** start of THE INPUT **

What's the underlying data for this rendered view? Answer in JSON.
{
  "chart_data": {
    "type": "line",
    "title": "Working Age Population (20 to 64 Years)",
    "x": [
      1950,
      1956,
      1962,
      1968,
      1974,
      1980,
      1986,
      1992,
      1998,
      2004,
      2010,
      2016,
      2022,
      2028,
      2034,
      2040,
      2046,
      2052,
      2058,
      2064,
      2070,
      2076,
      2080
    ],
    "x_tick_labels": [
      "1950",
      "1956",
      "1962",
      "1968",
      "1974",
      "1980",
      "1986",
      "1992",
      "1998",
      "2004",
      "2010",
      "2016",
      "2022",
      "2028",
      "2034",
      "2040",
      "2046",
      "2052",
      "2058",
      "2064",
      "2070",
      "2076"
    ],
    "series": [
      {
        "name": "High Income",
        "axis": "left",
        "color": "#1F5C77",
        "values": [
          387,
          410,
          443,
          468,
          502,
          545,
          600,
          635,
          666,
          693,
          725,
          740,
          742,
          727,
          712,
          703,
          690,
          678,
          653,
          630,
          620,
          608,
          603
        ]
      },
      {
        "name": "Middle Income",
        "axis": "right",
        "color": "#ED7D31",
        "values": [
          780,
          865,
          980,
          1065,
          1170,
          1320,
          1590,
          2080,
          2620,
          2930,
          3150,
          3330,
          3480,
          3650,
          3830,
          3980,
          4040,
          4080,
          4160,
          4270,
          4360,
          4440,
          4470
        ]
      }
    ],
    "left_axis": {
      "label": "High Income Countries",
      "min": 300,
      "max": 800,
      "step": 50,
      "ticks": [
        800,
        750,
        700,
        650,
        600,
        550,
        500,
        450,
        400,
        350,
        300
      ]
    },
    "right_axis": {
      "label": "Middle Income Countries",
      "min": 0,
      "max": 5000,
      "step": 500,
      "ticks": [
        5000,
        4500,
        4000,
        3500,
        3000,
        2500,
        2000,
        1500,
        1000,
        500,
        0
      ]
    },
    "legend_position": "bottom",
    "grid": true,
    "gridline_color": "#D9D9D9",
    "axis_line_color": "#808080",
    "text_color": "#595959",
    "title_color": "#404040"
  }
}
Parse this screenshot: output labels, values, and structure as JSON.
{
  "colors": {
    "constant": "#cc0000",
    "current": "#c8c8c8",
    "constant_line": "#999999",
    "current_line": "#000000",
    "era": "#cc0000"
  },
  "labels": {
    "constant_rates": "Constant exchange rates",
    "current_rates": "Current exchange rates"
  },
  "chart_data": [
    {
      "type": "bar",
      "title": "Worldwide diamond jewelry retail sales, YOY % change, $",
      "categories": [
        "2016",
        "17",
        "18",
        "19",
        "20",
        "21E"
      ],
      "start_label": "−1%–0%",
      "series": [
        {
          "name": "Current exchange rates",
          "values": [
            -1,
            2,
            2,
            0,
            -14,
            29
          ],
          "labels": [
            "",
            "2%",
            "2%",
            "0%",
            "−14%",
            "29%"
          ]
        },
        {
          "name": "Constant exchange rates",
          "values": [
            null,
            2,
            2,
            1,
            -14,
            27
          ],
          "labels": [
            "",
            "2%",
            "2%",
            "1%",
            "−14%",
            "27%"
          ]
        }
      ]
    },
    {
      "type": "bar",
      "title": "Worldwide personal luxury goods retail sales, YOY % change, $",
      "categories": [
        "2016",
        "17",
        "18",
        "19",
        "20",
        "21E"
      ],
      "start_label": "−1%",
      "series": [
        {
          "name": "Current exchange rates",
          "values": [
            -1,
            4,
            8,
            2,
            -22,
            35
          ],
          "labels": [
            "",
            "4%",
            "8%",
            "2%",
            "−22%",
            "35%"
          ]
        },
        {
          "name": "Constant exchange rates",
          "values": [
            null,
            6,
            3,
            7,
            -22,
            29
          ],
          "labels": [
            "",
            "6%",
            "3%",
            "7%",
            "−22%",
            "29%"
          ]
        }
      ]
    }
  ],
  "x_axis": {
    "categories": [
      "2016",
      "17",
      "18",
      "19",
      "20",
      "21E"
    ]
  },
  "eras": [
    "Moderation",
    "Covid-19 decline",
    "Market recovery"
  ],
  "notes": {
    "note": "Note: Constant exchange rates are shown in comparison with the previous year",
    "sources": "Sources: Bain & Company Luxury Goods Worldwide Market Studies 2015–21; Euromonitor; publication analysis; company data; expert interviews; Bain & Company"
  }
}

** end of THE INPUT **

• **AIM**: Reply with only the number of lines in the material above where the string "Worldwide" appears.

• **FINAL RESULT**: 3